# start of Exercise inputs

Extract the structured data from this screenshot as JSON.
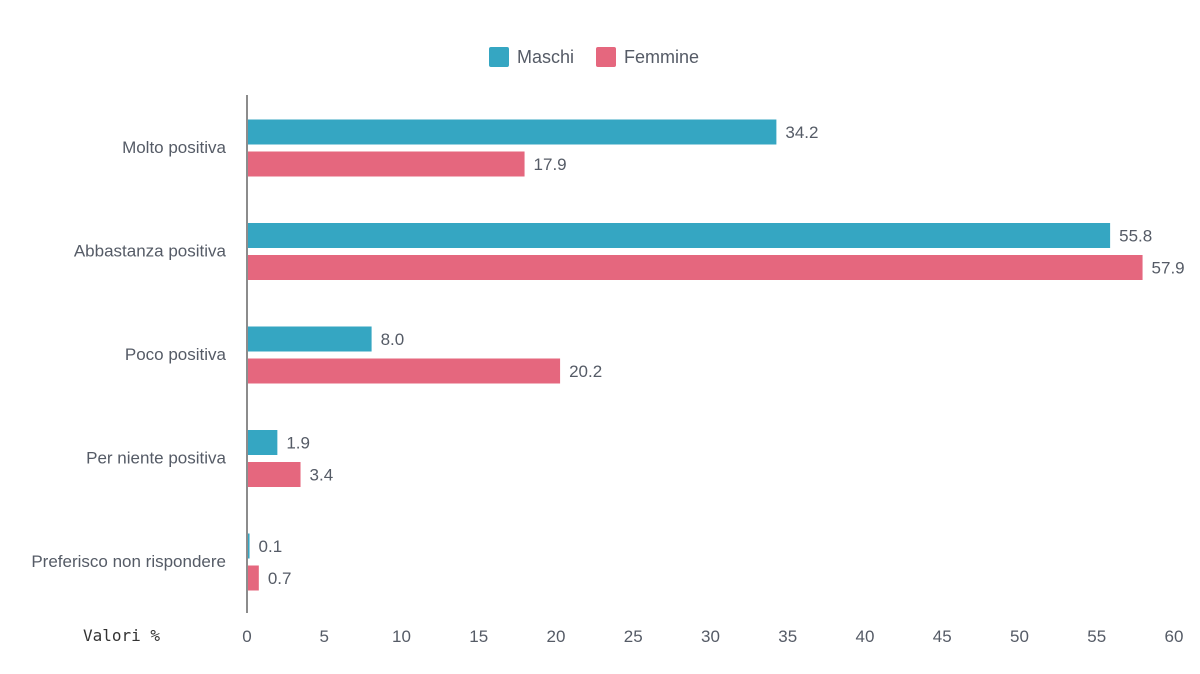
{
  "chart_data": {
    "type": "bar",
    "orientation": "horizontal",
    "categories": [
      "Molto positiva",
      "Abbastanza positiva",
      "Poco positiva",
      "Per niente positiva",
      "Preferisco non rispondere"
    ],
    "series": [
      {
        "name": "Maschi",
        "color": "#35a6c2",
        "values": [
          34.2,
          55.8,
          8.0,
          1.9,
          0.1
        ],
        "labels": [
          "34.2",
          "55.8",
          "8.0",
          "1.9",
          "0.1"
        ]
      },
      {
        "name": "Femmine",
        "color": "#e5677e",
        "values": [
          17.9,
          57.9,
          20.2,
          3.4,
          0.7
        ],
        "labels": [
          "17.9",
          "57.9",
          "20.2",
          "3.4",
          "0.7"
        ]
      }
    ],
    "xlim": [
      0,
      60
    ],
    "xticks": [
      0,
      5,
      10,
      15,
      20,
      25,
      30,
      35,
      40,
      45,
      50,
      55,
      60
    ],
    "unit_label": "Valori %",
    "legend_position": "top-center",
    "grid": false
  }
}
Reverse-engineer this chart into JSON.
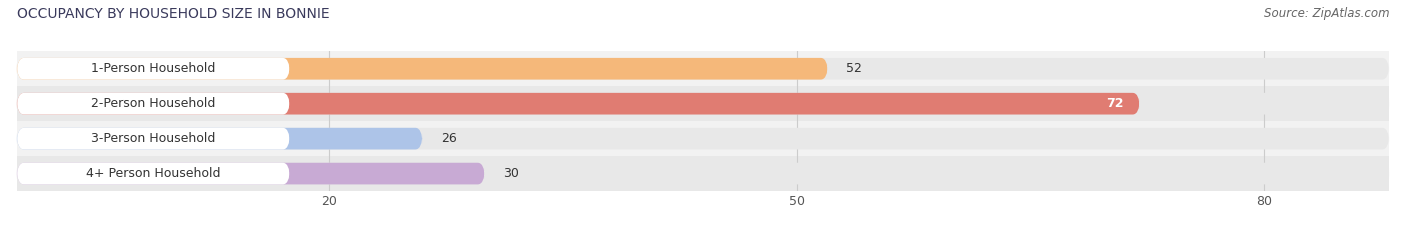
{
  "title": "OCCUPANCY BY HOUSEHOLD SIZE IN BONNIE",
  "source": "Source: ZipAtlas.com",
  "categories": [
    "1-Person Household",
    "2-Person Household",
    "3-Person Household",
    "4+ Person Household"
  ],
  "values": [
    52,
    72,
    26,
    30
  ],
  "bar_colors": [
    "#f5b87a",
    "#e07c72",
    "#adc4e8",
    "#c8aad4"
  ],
  "bar_bg_color": "#e8e8e8",
  "row_bg_colors": [
    "#f2f2f2",
    "#e8e8e8"
  ],
  "xlim": [
    0,
    88
  ],
  "xticks": [
    20,
    50,
    80
  ],
  "figsize": [
    14.06,
    2.33
  ],
  "dpi": 100,
  "title_fontsize": 10,
  "label_fontsize": 9,
  "value_fontsize": 9,
  "source_fontsize": 8.5,
  "bar_height": 0.62,
  "bg_color": "#ffffff",
  "title_color": "#3a3a5c",
  "label_color": "#333333",
  "value_color_dark": "#333333",
  "value_color_light": "#ffffff",
  "grid_color": "#cccccc",
  "source_color": "#666666"
}
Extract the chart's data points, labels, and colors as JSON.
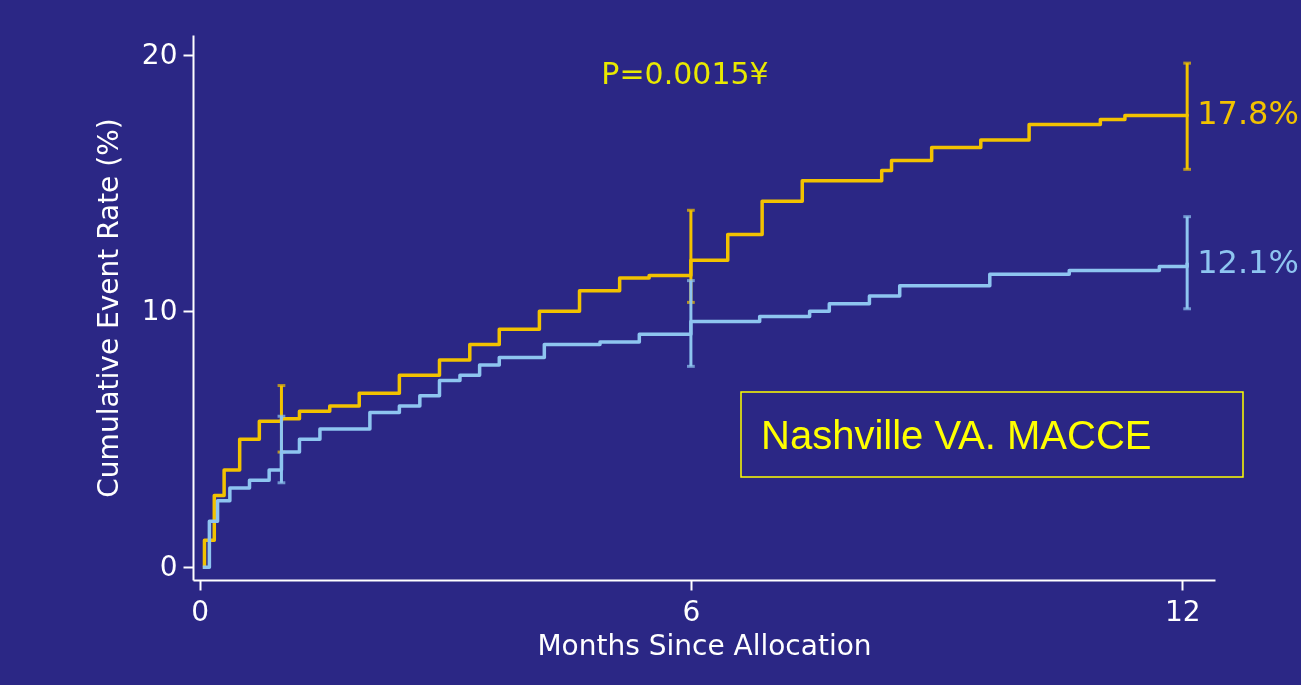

# end of Exercise inputs

Requirements: Copy every line of the data exactly as written, excluding the pictures.

Answer to the task:
Extract the structured data from this screenshot as JSON.
{
  "chart_data": {
    "type": "bar",
    "orientation": "horizontal",
    "categories": [
      "Molto positiva",
      "Abbastanza positiva",
      "Poco positiva",
      "Per niente positiva",
      "Preferisco non rispondere"
    ],
    "series": [
      {
        "name": "Maschi",
        "color": "#35a6c2",
        "values": [
          34.2,
          55.8,
          8.0,
          1.9,
          0.1
        ],
        "labels": [
          "34.2",
          "55.8",
          "8.0",
          "1.9",
          "0.1"
        ]
      },
      {
        "name": "Femmine",
        "color": "#e5677e",
        "values": [
          17.9,
          57.9,
          20.2,
          3.4,
          0.7
        ],
        "labels": [
          "17.9",
          "57.9",
          "20.2",
          "3.4",
          "0.7"
        ]
      }
    ],
    "xlim": [
      0,
      60
    ],
    "xticks": [
      0,
      5,
      10,
      15,
      20,
      25,
      30,
      35,
      40,
      45,
      50,
      55,
      60
    ],
    "unit_label": "Valori %",
    "legend_position": "top-center",
    "grid": false
  }
}
Reverse-engineer this chart into JSON.
{
  "title": "OCCUPANCY BY HOUSEHOLD SIZE IN BONNIE",
  "source": "Source: ZipAtlas.com",
  "categories": [
    "1-Person Household",
    "2-Person Household",
    "3-Person Household",
    "4+ Person Household"
  ],
  "values": [
    52,
    72,
    26,
    30
  ],
  "bar_colors": [
    "#f5b87a",
    "#e07c72",
    "#adc4e8",
    "#c8aad4"
  ],
  "bar_bg_color": "#e8e8e8",
  "row_bg_colors": [
    "#f2f2f2",
    "#e8e8e8"
  ],
  "xlim": [
    0,
    88
  ],
  "xticks": [
    20,
    50,
    80
  ],
  "figsize": [
    14.06,
    2.33
  ],
  "dpi": 100,
  "title_fontsize": 10,
  "label_fontsize": 9,
  "value_fontsize": 9,
  "source_fontsize": 8.5,
  "bar_height": 0.62,
  "bg_color": "#ffffff",
  "title_color": "#3a3a5c",
  "label_color": "#333333",
  "value_color_dark": "#333333",
  "value_color_light": "#ffffff",
  "grid_color": "#cccccc",
  "source_color": "#666666"
}
Extract the chart's data points, labels, and colors as JSON.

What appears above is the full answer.